_Complete the following_:
(a) From the forum thread below, write out the passage that begins with the words "## Khaanabadosh" and ends after the words "I meant dastaane.".
(b) Translate this sentence from the forum thread below into Spanish: "The languages evolve with time."

دستانہ - _dastaanah_; دستانے - _dastaane_

The word for _story, etc._ has a different spelling! (Note: The plural form ends in a nasal nuun.)

داستان - _daastaan_; داستانیں - _daastaane*N*_


----------



## Khaanabadosh

Dastaane and moze is what we use. I don't think if I've ever used juraab in everyday speech.

Checked with a friend of mine - a Delhi Punjabi and he did confirm that they use juraab, and it is very common in Delhi.


----------



## littlepond

Sorry, that was a typo: I meant dastaane.


----------



## Dib

I second - juraab is common in Delhi.


----------



## amiramir

Thanks, kaanabadosh and dibji. Those are helpful confirmations.


----------



## mundiya

I personally say "juraabeN" much more than "moze". Someone was wondering about the correct pronunciation of the latter word in Hindi. It is indeed with *z*.

Interesting side note about Arabic "mawz" (banana): I believe it is derived via Persian from Sanskrit "mocha", which has the same meaning.


----------



## ssnaglaksha

I am new to this forum but came across this as I was searching for the origin of 'jurrab' and 'jurrabein', which is how I knew the socks as I was growing up in Meerut district (in the 1950s). I do not remember anyone in my family or any of my neighbors use any other words for the socks.  When I went to a boarding school in Banaras, my classmates (from Bihar, Bengal, Assam, Maharashtra and Rajasthan) had not heard this word and found it amusing!   The languages evolve with time. Now, my nephews and nieces growing up in Meerut (in the 1980s and 1990s) only know 'moje' and socks. In any case, I continue to use jurrab and jurrabein even as I have immigrated to the US.


----------



## Qureshpor

Welcome to the forum@ssnaglaksha. I am familiar with both names but like you have never used the word "moze". mozah has its origins in Persian and jurraab is from Arabic originally.


----------

_Data records_:
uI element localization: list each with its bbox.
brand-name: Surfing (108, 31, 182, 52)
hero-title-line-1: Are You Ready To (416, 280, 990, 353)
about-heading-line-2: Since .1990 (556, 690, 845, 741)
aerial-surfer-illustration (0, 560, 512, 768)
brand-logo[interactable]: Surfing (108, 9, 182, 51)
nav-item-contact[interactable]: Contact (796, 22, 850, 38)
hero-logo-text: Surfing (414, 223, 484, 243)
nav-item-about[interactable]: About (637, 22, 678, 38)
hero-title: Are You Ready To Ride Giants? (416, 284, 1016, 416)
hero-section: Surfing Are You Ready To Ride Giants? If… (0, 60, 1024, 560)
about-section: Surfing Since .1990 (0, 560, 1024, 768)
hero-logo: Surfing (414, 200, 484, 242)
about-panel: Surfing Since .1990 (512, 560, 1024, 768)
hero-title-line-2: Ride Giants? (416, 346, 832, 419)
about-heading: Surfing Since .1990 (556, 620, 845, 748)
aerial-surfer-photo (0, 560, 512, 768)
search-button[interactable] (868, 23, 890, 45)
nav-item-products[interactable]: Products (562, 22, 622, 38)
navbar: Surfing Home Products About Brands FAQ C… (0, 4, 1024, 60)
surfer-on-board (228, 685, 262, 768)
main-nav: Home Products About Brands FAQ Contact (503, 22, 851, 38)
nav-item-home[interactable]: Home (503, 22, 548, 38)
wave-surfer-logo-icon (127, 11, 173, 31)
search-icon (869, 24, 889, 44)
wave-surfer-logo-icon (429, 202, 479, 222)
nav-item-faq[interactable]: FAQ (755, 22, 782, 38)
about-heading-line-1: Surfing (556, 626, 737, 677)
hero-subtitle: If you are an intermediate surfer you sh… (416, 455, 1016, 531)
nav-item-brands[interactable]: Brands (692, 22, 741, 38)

_Responses in order_:
(a)
## Khaanabadosh

Dastaane and moze is what we use. I don't think if I've ever used juraab in everyday speech.

Checked with a friend of mine - a Delhi Punjabi and he did confirm that they use juraab, and it is very common in Delhi.


----------



## littlepond

Sorry, that was a typo: I meant dastaane.

(b) Los idiomas evolucionan con el tiempo.